Repeat all of the material exactly as given.
○ ○ ○ ○ ○ ○ ○
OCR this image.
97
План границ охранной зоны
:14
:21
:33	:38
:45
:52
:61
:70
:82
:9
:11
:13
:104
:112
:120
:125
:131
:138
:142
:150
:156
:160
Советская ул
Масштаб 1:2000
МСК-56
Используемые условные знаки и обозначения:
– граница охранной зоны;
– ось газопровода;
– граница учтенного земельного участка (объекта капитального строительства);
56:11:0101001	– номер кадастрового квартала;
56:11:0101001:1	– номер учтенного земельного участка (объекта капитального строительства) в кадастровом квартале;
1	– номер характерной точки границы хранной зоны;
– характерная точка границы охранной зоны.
○ ○ ○ ○ ○ ○ ○
- [FINAL RESULT]:
OCR this image.
97
План границ охранной зоны
:14
:21
:33	:38
:45
:52
:61
:70
:82
:9
:11
:13
:104
:112
:120
:125
:131
:138
:142
:150
:156
:160
Советская ул
Масштаб 1:2000
МСК-56
Используемые условные знаки и обозначения:
– граница охранной зоны;
– ось газопровода;
– граница учтенного земельного участка (объекта капитального строительства);
56:11:0101001	– номер кадастрового квартала;
56:11:0101001:1	– номер учтенного земельного участка (объекта капитального строительства) в кадастровом квартале;
1	– номер характерной точки границы хранной зоны;
– характерная точка границы охранной зоны.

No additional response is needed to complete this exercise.